§ Data shown:
____
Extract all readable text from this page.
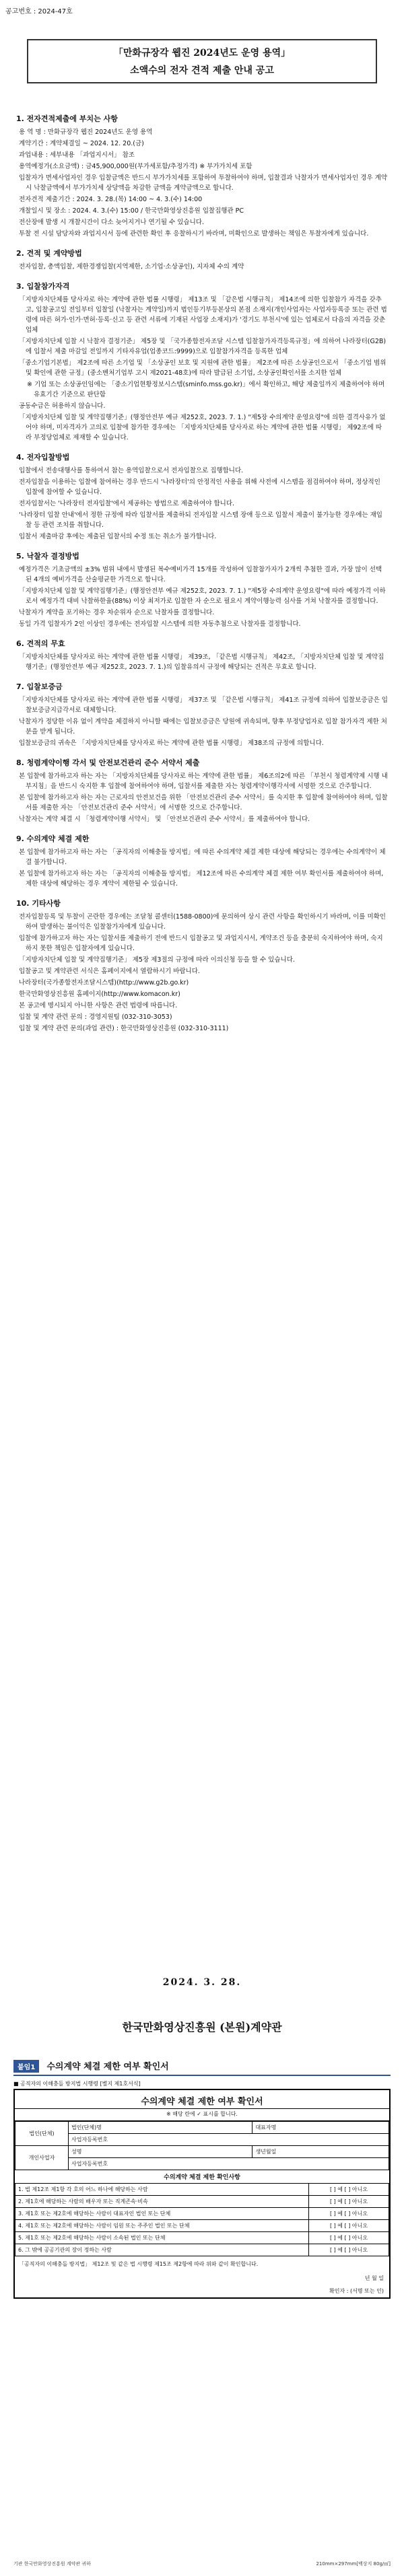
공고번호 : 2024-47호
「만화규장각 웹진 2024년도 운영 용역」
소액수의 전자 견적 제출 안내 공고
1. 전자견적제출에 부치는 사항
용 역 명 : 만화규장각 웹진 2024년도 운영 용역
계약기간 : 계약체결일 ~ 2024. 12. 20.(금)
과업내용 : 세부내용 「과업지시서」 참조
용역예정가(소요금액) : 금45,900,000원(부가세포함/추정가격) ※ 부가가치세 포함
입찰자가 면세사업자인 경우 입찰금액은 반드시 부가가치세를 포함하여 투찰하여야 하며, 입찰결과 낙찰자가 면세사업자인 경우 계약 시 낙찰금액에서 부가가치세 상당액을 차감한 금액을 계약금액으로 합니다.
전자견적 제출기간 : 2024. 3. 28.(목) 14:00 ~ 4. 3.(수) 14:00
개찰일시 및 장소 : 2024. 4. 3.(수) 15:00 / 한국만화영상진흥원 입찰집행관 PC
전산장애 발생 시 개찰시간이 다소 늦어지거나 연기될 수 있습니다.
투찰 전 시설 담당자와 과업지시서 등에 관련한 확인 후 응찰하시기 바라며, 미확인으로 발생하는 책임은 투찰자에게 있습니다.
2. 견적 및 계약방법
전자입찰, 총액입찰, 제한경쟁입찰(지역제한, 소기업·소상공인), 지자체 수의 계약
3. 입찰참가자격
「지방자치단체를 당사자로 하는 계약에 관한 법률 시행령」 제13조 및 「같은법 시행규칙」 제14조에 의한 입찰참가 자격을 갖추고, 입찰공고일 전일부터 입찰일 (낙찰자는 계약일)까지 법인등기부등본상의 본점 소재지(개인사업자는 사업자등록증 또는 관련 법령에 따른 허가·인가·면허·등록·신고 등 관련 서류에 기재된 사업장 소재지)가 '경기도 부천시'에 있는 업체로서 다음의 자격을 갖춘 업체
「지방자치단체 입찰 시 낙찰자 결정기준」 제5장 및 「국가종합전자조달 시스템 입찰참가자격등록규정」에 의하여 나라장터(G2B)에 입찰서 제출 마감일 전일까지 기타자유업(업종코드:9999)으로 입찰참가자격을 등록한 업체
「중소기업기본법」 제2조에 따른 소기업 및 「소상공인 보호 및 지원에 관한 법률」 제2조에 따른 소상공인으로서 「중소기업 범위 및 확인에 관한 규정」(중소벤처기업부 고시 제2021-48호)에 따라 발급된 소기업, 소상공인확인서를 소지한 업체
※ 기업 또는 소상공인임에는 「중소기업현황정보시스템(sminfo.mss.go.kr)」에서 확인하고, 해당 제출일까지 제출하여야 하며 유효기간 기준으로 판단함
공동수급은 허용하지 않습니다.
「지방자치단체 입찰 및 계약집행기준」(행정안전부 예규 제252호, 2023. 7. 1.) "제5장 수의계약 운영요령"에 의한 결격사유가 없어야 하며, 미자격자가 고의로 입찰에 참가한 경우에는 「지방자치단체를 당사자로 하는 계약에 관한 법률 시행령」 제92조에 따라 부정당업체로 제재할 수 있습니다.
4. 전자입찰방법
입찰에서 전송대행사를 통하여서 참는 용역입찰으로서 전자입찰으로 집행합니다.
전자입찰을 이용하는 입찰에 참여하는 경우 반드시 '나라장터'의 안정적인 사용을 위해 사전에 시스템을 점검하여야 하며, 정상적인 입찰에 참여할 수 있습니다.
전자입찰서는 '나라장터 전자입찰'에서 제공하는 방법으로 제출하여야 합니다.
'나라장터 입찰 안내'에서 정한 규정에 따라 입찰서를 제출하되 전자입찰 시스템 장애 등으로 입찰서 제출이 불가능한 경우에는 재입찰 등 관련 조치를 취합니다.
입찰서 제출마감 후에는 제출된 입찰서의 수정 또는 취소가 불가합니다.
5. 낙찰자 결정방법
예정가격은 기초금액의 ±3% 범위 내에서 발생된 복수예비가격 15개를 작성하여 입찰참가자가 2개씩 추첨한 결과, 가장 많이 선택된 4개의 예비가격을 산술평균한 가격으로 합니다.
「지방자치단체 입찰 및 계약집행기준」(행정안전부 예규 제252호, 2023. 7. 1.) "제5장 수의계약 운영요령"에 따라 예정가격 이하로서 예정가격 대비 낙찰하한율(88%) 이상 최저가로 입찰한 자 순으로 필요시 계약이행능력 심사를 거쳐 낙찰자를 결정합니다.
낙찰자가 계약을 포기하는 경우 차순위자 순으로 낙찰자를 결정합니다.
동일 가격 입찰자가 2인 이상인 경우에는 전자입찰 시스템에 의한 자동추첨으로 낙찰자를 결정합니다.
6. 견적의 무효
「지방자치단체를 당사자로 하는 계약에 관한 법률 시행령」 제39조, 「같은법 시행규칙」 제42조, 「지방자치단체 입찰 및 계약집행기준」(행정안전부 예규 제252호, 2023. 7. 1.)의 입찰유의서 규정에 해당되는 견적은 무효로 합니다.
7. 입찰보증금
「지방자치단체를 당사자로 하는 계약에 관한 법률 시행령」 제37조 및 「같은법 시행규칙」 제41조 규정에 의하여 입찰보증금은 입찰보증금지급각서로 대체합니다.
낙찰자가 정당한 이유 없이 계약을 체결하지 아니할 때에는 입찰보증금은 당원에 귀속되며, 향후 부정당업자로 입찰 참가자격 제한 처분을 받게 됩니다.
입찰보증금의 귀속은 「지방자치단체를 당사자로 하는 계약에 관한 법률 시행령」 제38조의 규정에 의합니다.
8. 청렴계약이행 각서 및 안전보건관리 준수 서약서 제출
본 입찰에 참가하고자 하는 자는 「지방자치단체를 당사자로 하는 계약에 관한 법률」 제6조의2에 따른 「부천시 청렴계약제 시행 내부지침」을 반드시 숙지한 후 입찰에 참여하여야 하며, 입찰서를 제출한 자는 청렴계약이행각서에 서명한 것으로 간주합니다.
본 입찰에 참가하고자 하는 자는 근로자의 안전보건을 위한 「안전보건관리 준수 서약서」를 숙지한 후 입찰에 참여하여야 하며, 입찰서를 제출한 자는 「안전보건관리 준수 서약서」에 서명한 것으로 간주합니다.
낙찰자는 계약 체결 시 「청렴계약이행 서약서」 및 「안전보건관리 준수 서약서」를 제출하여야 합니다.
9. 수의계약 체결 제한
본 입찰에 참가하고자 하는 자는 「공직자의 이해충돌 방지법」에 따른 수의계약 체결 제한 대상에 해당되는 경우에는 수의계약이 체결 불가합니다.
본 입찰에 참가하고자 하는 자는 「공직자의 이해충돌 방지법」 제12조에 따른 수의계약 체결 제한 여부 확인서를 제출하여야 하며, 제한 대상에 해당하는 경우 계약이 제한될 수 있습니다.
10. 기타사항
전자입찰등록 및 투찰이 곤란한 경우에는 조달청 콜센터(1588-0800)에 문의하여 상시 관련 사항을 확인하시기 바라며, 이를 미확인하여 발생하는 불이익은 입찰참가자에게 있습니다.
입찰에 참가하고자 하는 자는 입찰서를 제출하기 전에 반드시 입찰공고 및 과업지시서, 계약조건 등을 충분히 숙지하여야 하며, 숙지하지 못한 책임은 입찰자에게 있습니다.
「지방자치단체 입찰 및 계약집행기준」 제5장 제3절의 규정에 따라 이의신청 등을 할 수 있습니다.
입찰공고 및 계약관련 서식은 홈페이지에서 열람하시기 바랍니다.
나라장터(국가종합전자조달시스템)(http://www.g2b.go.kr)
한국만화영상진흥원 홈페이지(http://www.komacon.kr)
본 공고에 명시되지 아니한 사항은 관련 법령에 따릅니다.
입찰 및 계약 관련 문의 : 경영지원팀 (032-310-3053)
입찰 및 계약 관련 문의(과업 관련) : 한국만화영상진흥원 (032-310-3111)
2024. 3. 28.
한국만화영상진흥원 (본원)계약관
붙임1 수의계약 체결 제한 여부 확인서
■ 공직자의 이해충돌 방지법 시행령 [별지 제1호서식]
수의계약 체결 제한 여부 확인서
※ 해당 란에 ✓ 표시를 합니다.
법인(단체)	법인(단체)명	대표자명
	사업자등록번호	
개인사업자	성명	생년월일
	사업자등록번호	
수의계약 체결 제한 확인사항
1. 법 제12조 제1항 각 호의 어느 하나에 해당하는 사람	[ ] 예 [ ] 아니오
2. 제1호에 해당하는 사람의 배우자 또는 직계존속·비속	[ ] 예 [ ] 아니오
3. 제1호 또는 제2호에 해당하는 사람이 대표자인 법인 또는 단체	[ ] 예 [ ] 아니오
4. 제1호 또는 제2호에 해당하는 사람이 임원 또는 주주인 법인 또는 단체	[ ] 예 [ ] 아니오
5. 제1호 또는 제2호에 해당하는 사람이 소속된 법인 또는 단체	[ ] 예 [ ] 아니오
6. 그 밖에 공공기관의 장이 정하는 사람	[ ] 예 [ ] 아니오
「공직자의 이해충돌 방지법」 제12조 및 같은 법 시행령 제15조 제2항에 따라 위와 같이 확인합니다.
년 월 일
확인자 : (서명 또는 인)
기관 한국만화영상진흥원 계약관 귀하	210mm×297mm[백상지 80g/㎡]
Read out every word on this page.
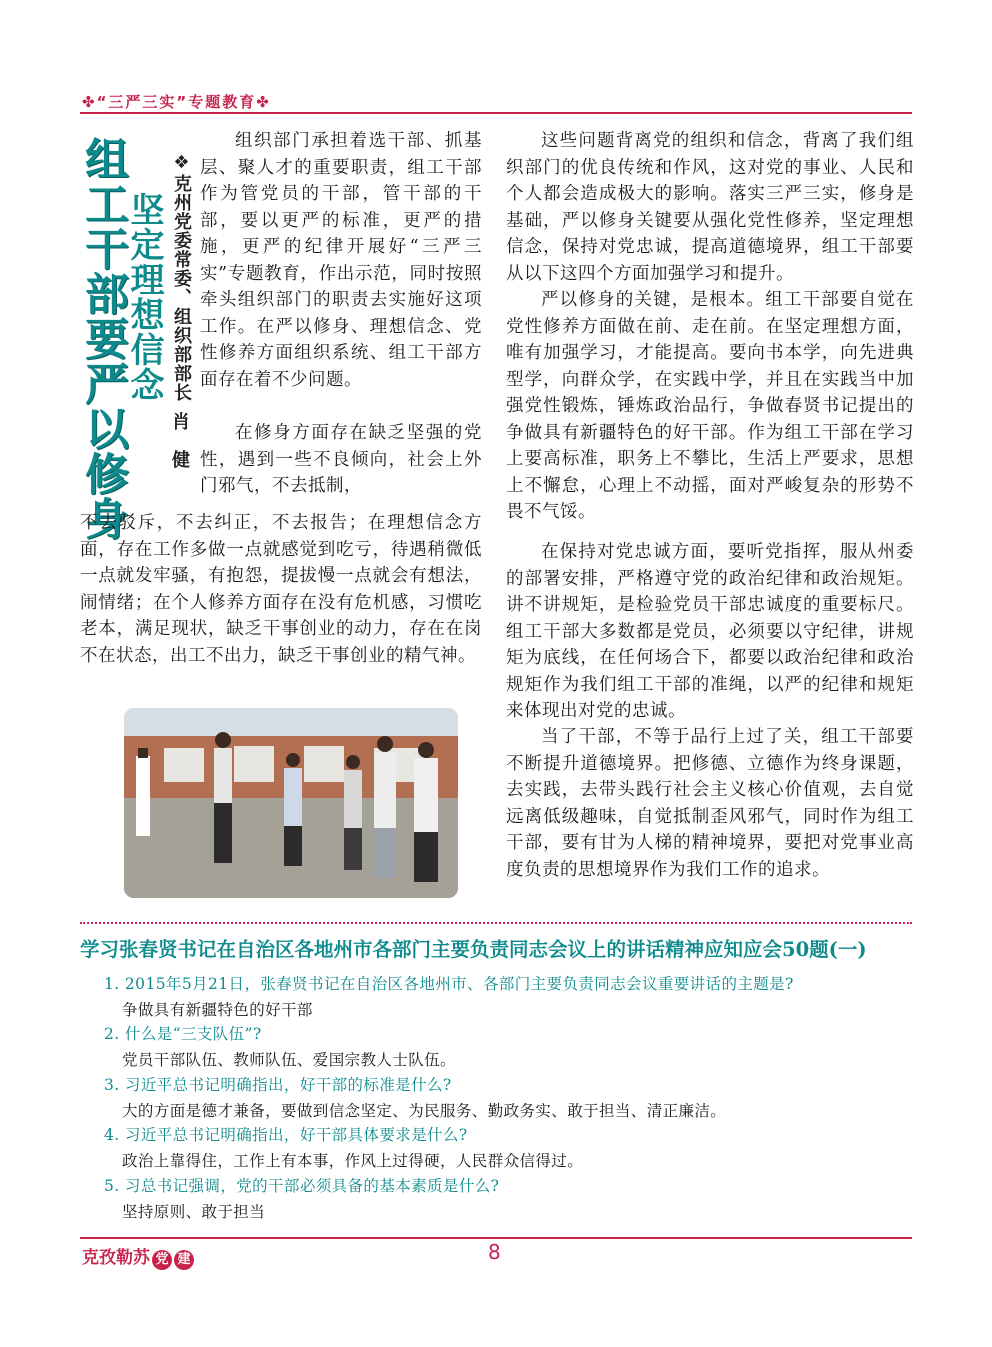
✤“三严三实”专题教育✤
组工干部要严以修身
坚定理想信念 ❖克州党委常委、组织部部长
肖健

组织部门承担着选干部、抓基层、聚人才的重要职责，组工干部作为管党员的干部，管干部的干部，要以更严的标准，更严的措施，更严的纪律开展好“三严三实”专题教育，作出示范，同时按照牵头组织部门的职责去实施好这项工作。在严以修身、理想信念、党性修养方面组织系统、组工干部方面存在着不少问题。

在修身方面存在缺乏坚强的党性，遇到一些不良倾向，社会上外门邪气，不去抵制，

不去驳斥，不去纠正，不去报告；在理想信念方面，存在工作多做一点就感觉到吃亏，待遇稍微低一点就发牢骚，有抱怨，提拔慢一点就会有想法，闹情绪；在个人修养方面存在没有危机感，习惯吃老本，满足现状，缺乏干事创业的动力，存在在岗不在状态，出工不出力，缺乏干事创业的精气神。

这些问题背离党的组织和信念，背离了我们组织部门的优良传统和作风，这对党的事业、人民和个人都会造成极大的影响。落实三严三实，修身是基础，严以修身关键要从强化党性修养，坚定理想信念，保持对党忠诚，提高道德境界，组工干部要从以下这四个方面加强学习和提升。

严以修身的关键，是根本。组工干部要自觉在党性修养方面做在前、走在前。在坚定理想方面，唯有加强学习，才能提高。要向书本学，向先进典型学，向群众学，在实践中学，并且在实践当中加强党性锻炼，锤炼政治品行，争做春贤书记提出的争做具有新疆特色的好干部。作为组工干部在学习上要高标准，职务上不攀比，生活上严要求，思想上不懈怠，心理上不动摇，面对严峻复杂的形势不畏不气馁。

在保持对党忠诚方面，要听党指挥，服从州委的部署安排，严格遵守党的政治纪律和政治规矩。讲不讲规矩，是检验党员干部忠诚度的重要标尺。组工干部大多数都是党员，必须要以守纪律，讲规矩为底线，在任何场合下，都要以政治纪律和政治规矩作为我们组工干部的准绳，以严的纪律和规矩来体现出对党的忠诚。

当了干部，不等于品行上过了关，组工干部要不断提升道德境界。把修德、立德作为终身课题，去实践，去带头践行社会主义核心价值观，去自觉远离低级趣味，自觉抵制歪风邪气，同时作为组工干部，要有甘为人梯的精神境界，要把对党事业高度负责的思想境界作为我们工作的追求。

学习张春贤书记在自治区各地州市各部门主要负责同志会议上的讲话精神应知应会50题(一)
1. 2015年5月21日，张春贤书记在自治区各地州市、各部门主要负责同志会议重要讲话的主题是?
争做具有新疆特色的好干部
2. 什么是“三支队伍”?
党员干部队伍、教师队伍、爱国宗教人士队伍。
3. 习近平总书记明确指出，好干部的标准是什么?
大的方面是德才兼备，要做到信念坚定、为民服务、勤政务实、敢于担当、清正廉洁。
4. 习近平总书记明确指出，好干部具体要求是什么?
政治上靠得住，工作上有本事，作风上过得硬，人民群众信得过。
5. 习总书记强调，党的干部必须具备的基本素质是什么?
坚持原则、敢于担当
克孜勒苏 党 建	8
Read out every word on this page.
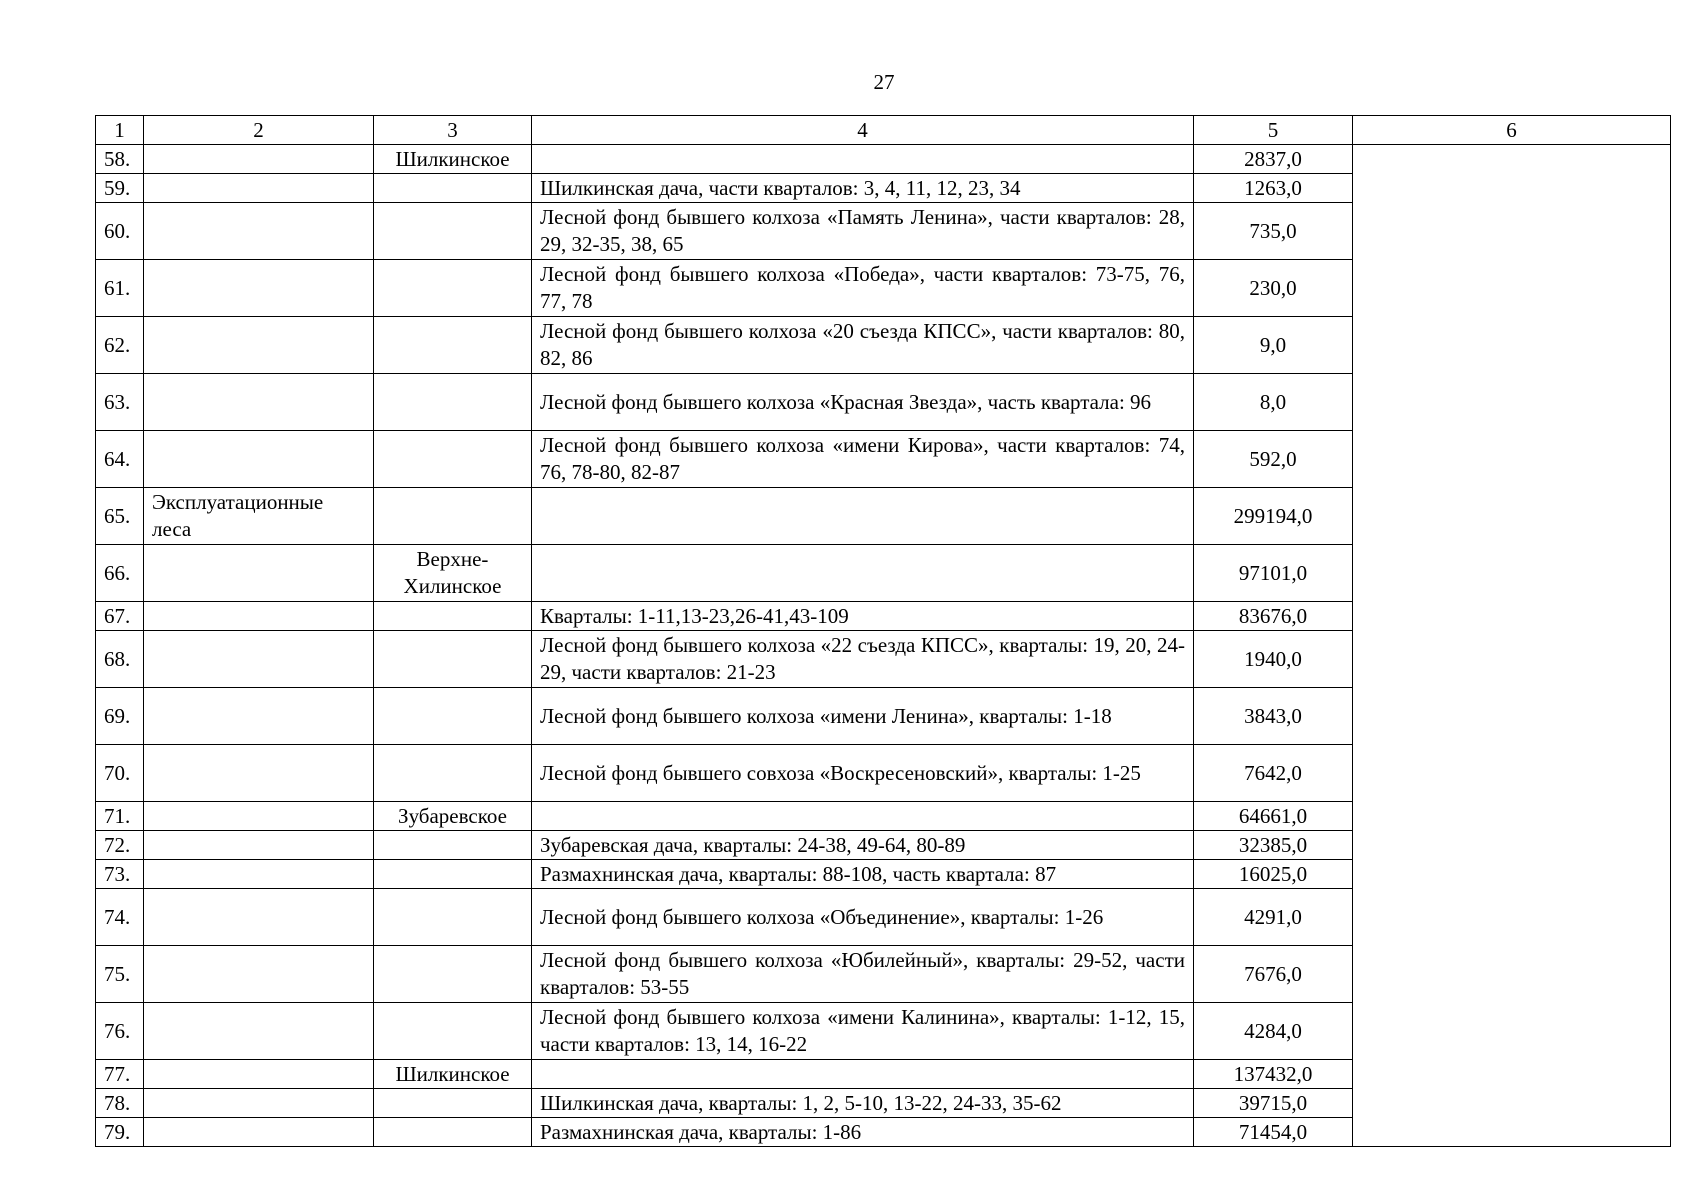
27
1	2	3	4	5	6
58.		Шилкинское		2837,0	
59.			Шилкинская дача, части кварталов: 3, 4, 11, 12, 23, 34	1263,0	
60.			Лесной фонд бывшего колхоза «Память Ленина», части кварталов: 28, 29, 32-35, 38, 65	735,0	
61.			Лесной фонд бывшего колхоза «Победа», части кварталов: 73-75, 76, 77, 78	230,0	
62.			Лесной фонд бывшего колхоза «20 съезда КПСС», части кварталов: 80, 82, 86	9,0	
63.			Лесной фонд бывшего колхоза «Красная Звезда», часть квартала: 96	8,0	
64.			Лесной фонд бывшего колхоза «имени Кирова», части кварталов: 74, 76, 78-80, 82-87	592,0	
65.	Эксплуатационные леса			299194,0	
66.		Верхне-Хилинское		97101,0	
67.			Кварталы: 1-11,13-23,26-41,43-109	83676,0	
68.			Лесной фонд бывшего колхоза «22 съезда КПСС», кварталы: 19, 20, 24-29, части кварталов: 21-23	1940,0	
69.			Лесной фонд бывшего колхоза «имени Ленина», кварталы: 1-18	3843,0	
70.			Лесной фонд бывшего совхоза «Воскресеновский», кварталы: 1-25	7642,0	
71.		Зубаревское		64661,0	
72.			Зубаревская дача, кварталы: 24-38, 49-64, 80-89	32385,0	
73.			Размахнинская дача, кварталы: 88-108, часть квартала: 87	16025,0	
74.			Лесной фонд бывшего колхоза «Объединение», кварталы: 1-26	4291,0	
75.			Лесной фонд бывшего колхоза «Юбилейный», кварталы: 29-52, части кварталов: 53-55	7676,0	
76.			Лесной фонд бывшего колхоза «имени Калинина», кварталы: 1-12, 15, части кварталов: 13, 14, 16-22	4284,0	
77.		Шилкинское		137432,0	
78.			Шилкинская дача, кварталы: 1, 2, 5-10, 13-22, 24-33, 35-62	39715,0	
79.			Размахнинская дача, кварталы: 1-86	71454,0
____
§ Exercise: Copy each line of the listing that includes "Лесной".

§ Answer for this exercise:
60.			Лесной фонд бывшего колхоза «Память Ленина», части кварталов: 28, 29, 32-35, 38, 65	735,0	
61.			Лесной фонд бывшего колхоза «Победа», части кварталов: 73-75, 76, 77, 78	230,0	
62.			Лесной фонд бывшего колхоза «20 съезда КПСС», части кварталов: 80, 82, 86	9,0	
63.			Лесной фонд бывшего колхоза «Красная Звезда», часть квартала: 96	8,0	
64.			Лесной фонд бывшего колхоза «имени Кирова», части кварталов: 74, 76, 78-80, 82-87	592,0	
68.			Лесной фонд бывшего колхоза «22 съезда КПСС», кварталы: 19, 20, 24-29, части кварталов: 21-23	1940,0	
69.			Лесной фонд бывшего колхоза «имени Ленина», кварталы: 1-18	3843,0	
70.			Лесной фонд бывшего совхоза «Воскресеновский», кварталы: 1-25	7642,0	
74.			Лесной фонд бывшего колхоза «Объединение», кварталы: 1-26	4291,0	
75.			Лесной фонд бывшего колхоза «Юбилейный», кварталы: 29-52, части кварталов: 53-55	7676,0	
76.			Лесной фонд бывшего колхоза «имени Калинина», кварталы: 1-12, 15, части кварталов: 13, 14, 16-22	4284,0	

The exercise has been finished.